## Testo di partenza:
※

Luigi Cadorna, il capo di stato maggiore italiano, aveva concentrato tre quarti delle sue truppe lungo il fiume Isonzo: 600 battaglioni (52 divisioni) con 5 200 pezzi d'artiglieria. L'attacco venne sferrato su un fronte che si estendeva da Tolmino (nella valle superiore dell'Isonzo) fino al mare Adriatico. Gli italiani attraversarono il fiume in più punti su ponti di fortuna, ma lo sforzo maggiore venne fatto sull'altopiano della Bainsizza, la cui conquista aveva lo scopo di far proseguire l'avanzata e di rompere le linee austro-ungariche in due, isolando le roccaforti del monte San Gabriele e dell'Ermada. Durante questa offensiva vennero utilizzati per la prima volta i Reparti d'Assalto o Arditi.

Un fante italiano tra le rovine di posizioni austriache sul Carso

Dopo un combattimento aspro e sanguinoso, la Seconda Armata italiana (comandata dal generale Capello), fece indietreggiare gli austro-ungarici, conquistando la Bainsizza e il Monte Santo. Altre postazioni furono occupate dalla 3ª Armata del Duca d'Aosta.

※

## Dati forniti:
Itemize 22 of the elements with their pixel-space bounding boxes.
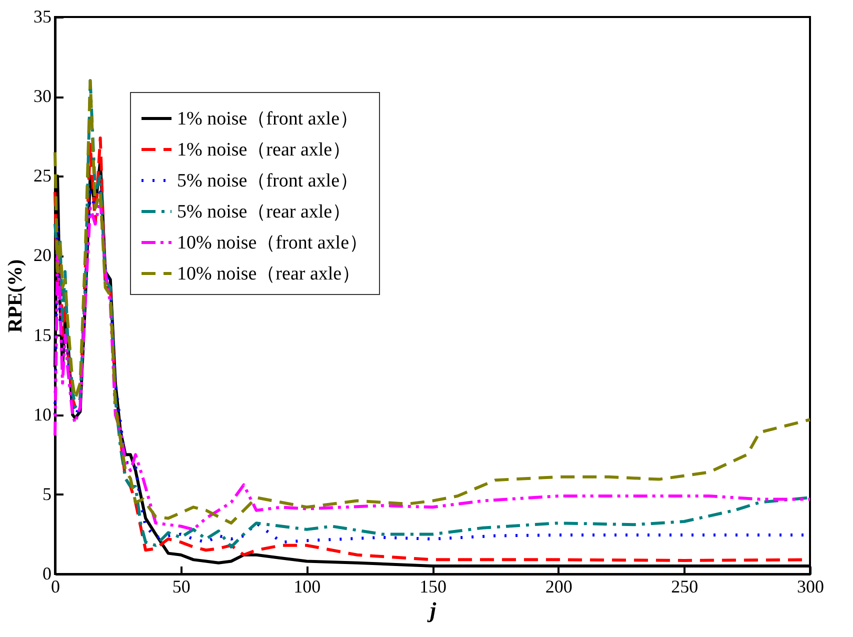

※

## Compito:
Riporta il brano sull'offensiva lungo l'Isonzo partendo da "Luigi Cadorna, il" e arrivando a "d'Assalto o Arditi.". Nel farlo, cambia "ponti di fortuna" in "ponti provvisori".

## Risultato dell'esercizio:
Luigi Cadorna, il capo di stato maggiore italiano, aveva concentrato tre quarti delle sue truppe lungo il fiume Isonzo: 600 battaglioni (52 divisioni) con 5 200 pezzi d'artiglieria. L'attacco venne sferrato su un fronte che si estendeva da Tolmino (nella valle superiore dell'Isonzo) fino al mare Adriatico. Gli italiani attraversarono il fiume in più punti su ponti provvisori, ma lo sforzo maggiore venne fatto sull'altopiano della Bainsizza, la cui conquista aveva lo scopo di far proseguire l'avanzata e di rompere le linee austro-ungariche in due, isolando le roccaforti del monte San Gabriele e dell'Ermada. Durante questa offensiva vennero utilizzati per la prima volta i Reparti d'Assalto o Arditi.